>> Start RECORDED DATA

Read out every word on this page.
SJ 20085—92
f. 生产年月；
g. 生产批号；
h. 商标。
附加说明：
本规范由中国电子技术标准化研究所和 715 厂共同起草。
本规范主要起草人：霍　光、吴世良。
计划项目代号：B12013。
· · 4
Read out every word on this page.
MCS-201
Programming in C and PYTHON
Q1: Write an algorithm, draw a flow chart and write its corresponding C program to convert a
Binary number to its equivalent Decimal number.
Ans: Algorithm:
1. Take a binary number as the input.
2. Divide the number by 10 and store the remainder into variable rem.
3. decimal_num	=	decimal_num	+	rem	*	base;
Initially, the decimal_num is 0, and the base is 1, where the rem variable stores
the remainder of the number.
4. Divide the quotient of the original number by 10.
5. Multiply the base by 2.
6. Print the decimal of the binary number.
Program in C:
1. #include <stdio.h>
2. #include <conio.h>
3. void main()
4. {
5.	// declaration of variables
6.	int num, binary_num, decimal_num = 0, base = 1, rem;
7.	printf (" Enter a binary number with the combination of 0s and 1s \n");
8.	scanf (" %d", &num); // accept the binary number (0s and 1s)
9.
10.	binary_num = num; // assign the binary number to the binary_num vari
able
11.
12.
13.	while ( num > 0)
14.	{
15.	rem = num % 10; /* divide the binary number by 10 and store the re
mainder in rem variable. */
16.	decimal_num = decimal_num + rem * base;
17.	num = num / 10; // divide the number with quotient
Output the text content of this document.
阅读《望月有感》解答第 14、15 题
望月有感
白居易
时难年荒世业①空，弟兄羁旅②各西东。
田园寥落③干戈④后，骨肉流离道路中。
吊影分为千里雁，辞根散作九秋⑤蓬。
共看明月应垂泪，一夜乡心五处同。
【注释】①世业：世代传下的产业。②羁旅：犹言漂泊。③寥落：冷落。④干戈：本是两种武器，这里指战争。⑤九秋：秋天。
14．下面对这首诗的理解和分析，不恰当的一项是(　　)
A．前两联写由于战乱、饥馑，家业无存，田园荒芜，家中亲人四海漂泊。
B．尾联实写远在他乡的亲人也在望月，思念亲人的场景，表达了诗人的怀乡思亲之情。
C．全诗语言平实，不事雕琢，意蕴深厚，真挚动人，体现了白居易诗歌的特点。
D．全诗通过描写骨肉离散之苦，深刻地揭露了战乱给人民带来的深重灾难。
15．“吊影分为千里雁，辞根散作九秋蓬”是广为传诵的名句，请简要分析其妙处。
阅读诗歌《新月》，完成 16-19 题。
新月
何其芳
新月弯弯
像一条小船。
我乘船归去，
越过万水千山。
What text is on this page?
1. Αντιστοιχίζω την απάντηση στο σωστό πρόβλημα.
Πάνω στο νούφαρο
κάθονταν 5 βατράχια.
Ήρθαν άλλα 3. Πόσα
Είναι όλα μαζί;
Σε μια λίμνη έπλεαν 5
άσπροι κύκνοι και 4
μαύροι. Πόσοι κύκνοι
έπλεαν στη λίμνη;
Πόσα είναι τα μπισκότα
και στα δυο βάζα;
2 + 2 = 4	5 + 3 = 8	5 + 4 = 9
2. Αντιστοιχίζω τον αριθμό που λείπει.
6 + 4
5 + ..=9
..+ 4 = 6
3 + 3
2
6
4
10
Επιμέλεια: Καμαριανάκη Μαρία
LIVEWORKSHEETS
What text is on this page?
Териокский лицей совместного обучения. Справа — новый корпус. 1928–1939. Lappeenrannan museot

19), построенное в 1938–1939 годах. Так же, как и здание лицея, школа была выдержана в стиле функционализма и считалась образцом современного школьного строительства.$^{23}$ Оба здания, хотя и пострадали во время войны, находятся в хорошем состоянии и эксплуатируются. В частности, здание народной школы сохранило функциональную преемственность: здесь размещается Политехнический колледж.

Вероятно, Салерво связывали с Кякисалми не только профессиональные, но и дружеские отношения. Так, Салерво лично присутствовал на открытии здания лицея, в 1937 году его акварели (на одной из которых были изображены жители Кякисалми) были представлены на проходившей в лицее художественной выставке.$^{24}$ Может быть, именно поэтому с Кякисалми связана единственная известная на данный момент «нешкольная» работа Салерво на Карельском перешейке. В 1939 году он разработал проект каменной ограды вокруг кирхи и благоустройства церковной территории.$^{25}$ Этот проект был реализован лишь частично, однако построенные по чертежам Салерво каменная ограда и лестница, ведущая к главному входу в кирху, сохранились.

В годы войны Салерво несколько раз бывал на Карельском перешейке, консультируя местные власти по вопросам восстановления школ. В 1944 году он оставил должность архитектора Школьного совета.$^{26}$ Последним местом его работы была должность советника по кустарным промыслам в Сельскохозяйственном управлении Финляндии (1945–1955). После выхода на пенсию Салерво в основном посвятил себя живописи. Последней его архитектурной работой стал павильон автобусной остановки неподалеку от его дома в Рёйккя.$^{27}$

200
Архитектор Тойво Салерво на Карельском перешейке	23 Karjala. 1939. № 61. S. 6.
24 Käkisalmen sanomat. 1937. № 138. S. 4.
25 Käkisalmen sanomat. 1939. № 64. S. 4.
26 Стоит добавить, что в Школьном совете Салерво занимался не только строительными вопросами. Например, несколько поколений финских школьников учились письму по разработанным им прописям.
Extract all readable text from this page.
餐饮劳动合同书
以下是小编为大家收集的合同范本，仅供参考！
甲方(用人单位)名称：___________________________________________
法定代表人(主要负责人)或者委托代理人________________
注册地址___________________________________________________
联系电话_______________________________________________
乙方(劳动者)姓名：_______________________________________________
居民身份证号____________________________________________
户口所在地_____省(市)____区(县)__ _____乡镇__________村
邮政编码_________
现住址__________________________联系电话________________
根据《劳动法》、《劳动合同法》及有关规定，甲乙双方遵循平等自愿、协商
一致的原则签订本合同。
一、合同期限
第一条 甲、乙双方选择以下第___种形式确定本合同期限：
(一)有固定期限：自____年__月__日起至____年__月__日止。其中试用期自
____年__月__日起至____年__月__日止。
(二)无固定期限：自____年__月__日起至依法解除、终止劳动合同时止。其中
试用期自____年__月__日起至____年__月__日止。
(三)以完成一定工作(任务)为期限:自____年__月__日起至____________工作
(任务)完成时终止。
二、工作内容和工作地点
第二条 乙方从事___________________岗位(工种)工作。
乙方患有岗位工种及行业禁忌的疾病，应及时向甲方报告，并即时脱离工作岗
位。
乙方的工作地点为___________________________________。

>> End RECORDED DATA

• WHAT IS BEING ASKED
Collect every line above that contains the word "with".

• CORRECT RESPONSE
7.	printf (" Enter a binary number with the combination of 0s and 1s \n");
17.	num = num / 10; // divide the number with quotient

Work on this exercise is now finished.